Goal >> Write the number of lines holding the word "afecta", and nothing else.

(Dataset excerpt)
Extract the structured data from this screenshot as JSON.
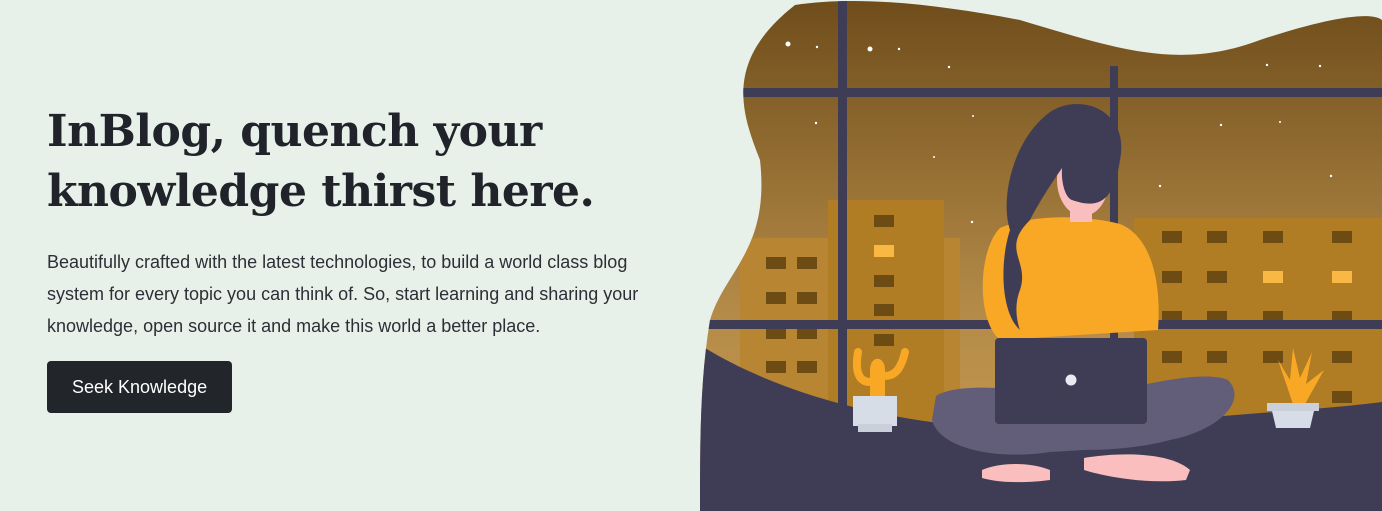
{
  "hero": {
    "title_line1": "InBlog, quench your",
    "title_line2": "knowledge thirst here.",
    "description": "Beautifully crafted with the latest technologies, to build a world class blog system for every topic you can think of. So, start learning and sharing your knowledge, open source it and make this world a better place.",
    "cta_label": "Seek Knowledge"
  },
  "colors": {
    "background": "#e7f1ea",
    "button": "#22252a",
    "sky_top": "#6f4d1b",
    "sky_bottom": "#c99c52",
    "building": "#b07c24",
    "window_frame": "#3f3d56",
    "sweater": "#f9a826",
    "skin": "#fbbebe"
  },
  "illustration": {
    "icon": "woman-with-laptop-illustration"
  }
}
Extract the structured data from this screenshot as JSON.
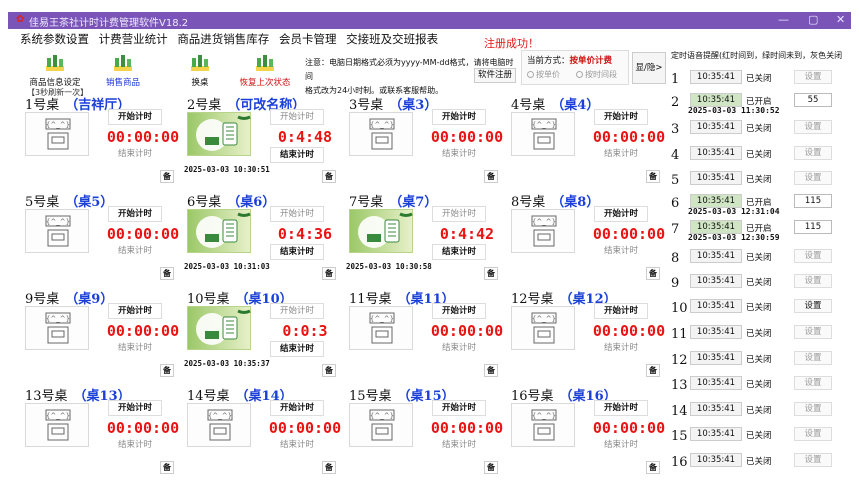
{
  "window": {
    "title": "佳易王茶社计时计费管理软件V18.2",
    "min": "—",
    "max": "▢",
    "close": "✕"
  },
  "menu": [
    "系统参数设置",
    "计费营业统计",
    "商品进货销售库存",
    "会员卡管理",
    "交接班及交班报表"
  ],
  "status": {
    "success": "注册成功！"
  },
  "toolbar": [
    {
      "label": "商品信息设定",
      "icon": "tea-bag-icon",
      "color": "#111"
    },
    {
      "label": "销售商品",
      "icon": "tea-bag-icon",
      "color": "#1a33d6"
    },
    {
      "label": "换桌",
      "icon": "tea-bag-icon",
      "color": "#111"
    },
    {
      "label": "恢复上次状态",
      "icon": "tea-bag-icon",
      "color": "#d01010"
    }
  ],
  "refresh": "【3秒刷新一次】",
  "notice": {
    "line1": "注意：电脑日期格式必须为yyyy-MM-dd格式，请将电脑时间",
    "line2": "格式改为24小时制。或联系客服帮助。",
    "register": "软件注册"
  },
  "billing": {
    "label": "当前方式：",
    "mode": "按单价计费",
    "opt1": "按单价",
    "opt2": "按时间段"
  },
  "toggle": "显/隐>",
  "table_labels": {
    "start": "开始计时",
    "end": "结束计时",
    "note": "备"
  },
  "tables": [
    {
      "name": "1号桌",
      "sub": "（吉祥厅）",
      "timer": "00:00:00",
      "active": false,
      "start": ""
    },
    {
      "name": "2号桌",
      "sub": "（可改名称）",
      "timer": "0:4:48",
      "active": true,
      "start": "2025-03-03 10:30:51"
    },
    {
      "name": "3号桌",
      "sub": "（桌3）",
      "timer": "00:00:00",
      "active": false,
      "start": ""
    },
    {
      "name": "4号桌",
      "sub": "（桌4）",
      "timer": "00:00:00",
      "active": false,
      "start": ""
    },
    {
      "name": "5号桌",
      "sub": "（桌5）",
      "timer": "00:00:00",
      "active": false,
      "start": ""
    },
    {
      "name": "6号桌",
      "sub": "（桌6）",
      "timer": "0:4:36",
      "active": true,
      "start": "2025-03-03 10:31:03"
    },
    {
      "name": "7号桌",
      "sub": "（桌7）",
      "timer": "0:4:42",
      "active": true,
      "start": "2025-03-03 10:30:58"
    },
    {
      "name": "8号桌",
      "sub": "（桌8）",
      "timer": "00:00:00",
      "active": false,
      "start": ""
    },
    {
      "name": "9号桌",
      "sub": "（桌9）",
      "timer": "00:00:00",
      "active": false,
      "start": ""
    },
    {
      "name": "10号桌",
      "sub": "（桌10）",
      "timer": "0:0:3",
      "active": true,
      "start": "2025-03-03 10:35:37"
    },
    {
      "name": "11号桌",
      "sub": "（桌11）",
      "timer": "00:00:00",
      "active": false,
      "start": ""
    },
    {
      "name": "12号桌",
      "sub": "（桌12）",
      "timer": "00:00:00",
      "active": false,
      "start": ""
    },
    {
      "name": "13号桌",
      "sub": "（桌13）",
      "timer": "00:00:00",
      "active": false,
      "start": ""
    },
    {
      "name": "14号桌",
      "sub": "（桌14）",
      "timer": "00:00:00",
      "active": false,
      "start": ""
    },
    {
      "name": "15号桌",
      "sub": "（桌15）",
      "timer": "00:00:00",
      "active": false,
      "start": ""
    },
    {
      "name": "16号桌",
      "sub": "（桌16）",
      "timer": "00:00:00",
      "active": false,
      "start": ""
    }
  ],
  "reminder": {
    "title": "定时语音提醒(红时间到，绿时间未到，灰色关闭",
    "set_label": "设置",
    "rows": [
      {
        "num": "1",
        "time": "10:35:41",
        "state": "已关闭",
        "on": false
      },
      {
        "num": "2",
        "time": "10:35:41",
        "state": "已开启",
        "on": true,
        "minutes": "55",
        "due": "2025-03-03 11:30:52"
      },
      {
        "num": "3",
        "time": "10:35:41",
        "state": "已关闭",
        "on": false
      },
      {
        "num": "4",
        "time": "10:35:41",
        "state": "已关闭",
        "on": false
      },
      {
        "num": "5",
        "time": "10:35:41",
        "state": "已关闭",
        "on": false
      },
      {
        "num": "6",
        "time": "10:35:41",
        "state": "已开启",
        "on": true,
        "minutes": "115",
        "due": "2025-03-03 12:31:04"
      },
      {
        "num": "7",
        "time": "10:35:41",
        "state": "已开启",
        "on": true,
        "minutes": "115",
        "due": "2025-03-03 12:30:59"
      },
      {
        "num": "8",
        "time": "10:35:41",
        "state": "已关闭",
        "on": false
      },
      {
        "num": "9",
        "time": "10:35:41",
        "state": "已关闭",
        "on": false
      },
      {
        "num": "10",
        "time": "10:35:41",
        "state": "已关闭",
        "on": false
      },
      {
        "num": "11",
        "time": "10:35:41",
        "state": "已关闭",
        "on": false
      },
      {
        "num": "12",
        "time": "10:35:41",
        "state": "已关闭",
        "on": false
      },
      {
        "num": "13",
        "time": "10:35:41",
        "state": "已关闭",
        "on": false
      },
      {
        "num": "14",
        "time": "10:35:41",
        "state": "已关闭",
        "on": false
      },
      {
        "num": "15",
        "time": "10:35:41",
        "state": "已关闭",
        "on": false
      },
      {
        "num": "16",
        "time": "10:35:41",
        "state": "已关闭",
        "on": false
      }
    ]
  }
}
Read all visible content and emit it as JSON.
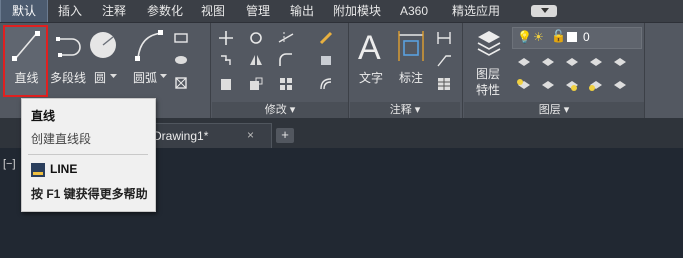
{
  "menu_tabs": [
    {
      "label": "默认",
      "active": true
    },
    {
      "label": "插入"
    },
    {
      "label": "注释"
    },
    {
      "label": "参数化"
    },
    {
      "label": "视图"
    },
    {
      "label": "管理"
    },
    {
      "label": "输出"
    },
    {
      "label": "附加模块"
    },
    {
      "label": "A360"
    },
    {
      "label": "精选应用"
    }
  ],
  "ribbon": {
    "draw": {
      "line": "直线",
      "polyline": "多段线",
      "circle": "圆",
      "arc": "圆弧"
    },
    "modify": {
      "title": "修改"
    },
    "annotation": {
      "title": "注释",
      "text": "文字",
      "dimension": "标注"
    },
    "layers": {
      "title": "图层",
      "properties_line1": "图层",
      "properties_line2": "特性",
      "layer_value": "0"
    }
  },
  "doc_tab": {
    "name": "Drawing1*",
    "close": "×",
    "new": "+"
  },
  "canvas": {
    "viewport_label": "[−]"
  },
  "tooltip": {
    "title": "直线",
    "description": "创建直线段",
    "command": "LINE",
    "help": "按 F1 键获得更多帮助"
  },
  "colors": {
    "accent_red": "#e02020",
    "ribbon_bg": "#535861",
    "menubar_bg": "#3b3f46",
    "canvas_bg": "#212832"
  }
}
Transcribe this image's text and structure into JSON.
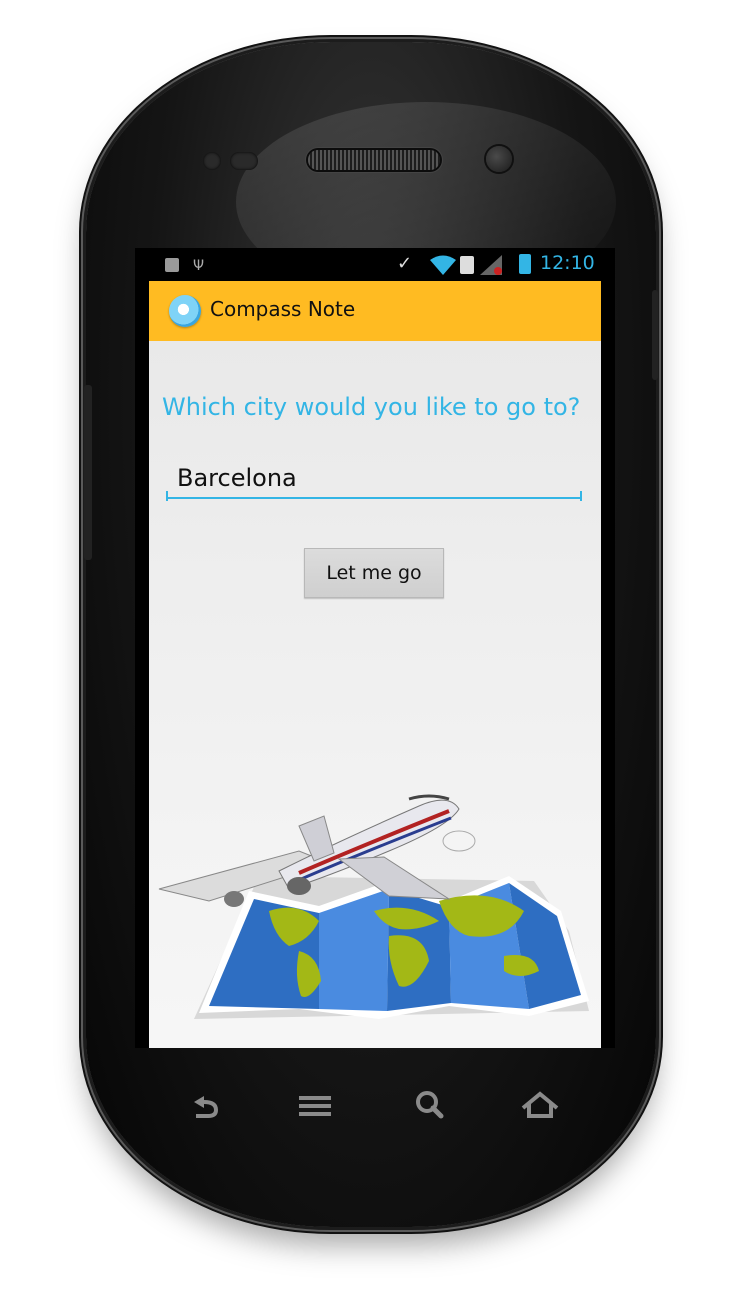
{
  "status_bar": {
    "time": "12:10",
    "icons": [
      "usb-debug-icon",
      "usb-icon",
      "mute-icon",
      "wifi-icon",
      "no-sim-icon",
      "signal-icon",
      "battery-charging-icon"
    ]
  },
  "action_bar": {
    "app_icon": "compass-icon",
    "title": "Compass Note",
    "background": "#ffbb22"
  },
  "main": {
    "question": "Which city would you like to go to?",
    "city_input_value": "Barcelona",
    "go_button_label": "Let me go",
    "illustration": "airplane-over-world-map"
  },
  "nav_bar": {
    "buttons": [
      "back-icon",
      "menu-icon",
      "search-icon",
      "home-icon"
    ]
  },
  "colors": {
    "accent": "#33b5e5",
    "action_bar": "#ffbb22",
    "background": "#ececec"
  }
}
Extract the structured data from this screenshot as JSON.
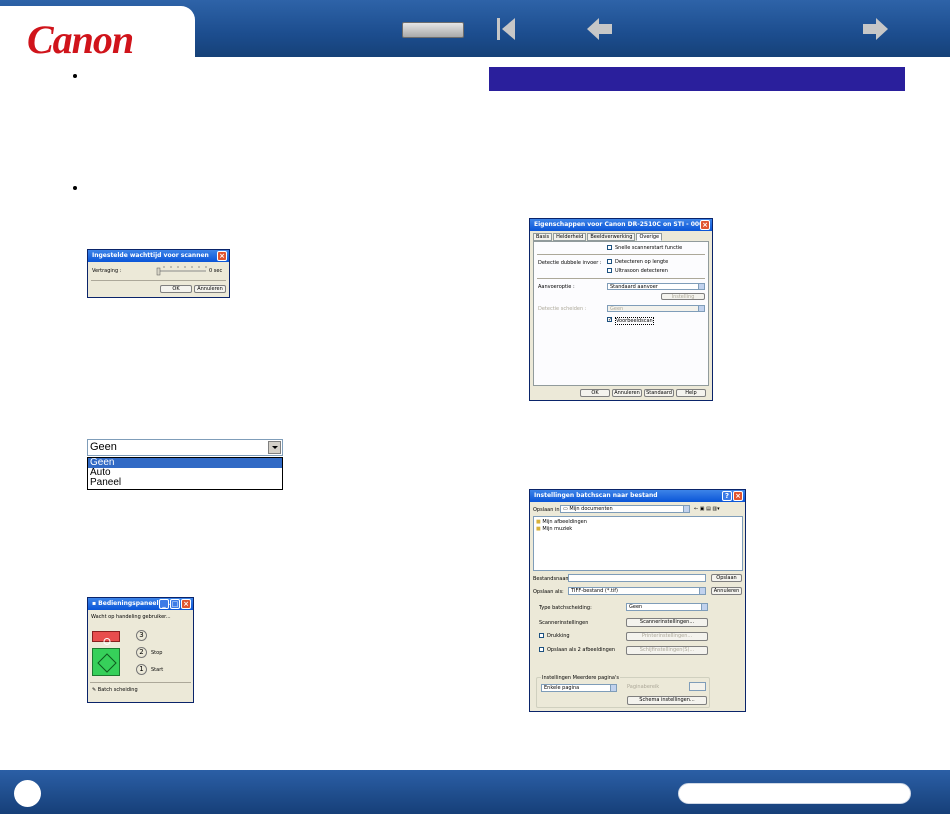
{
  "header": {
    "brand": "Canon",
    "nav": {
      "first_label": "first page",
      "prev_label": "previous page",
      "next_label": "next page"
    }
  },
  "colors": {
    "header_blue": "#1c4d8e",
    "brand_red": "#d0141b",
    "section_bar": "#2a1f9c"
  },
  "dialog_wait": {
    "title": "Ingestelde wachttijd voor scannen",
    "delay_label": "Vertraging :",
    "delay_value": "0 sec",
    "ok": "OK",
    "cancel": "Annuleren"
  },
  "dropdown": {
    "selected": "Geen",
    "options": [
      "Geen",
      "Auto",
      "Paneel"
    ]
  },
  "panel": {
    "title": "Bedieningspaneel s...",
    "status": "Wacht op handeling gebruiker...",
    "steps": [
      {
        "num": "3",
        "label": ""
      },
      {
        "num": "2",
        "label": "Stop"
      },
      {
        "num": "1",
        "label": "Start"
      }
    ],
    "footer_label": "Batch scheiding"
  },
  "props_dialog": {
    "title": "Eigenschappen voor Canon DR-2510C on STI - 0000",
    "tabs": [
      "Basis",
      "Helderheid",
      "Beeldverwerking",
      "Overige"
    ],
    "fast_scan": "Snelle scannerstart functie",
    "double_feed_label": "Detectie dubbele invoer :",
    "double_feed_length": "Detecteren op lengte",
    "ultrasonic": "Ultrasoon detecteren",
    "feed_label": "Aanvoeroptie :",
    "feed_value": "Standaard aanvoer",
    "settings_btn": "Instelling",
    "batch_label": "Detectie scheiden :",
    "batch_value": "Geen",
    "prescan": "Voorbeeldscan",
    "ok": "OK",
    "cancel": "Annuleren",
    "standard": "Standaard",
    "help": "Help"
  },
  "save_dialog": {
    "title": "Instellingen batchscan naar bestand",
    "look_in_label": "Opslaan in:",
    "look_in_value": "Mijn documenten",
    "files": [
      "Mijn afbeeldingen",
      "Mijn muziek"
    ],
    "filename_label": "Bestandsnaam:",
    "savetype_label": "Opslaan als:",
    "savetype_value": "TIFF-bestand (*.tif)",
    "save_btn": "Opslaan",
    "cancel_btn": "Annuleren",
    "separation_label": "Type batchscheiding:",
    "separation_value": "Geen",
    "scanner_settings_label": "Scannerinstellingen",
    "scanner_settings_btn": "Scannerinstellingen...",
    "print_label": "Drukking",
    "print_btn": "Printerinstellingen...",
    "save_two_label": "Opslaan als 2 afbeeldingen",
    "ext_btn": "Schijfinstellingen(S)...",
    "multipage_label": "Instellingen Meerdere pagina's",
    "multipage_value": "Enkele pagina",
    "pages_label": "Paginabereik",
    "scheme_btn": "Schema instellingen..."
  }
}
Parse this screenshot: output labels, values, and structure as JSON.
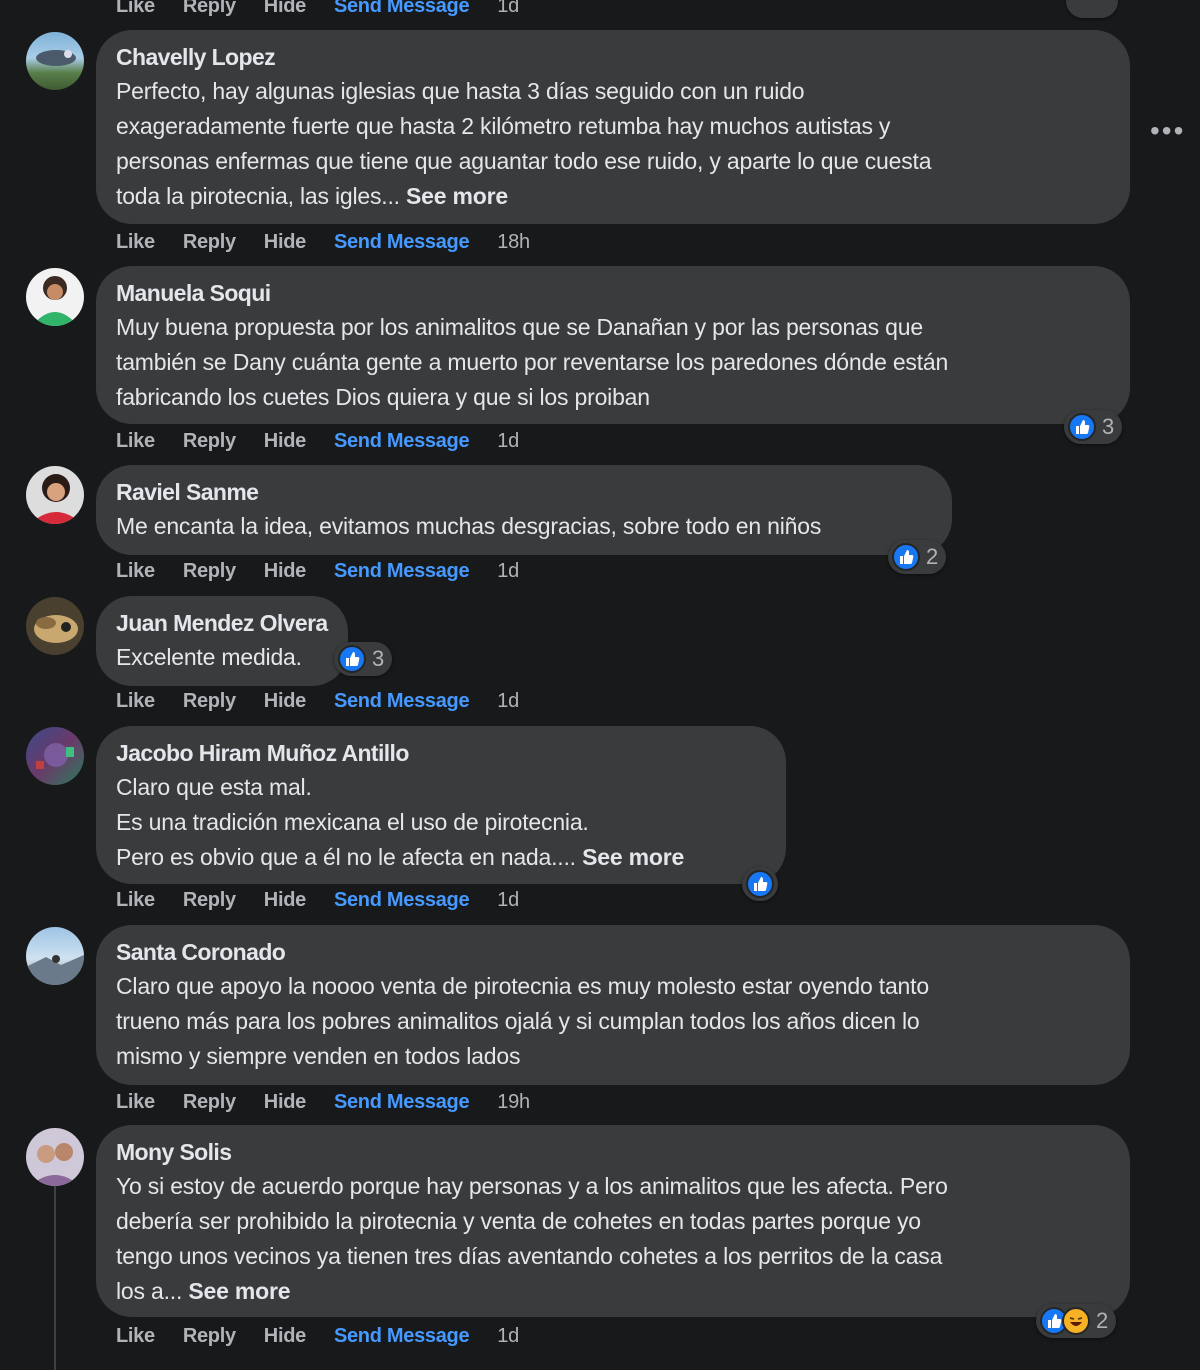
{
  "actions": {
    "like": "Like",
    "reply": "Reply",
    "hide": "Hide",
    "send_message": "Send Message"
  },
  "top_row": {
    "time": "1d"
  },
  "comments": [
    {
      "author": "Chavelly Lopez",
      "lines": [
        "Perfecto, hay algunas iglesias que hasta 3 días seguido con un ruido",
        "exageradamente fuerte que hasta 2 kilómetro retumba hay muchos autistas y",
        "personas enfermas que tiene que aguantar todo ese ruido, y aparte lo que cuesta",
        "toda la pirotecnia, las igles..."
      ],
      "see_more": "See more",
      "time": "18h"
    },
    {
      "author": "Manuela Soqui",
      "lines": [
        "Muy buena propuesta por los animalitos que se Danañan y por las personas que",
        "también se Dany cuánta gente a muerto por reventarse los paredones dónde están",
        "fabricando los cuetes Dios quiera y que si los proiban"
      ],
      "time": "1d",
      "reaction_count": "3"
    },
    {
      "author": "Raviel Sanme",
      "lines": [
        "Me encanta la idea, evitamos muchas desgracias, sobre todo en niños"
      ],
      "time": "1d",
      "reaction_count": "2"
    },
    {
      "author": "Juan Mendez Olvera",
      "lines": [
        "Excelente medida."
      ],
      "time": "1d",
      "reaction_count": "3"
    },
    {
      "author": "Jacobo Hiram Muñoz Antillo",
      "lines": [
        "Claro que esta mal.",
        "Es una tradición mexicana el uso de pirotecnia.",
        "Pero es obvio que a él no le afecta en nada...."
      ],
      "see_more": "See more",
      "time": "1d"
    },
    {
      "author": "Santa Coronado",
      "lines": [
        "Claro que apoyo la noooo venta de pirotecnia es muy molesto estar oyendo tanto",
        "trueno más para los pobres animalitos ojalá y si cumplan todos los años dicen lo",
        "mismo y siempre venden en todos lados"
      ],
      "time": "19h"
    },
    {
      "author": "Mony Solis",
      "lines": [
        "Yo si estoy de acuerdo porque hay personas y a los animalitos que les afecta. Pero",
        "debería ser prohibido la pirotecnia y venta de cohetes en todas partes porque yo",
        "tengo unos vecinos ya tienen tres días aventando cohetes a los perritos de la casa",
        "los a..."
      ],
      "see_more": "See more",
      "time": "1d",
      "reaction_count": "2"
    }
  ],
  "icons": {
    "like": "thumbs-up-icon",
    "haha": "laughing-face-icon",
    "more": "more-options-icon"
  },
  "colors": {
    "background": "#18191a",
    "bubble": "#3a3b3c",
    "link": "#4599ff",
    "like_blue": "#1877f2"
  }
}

Full solution >> 2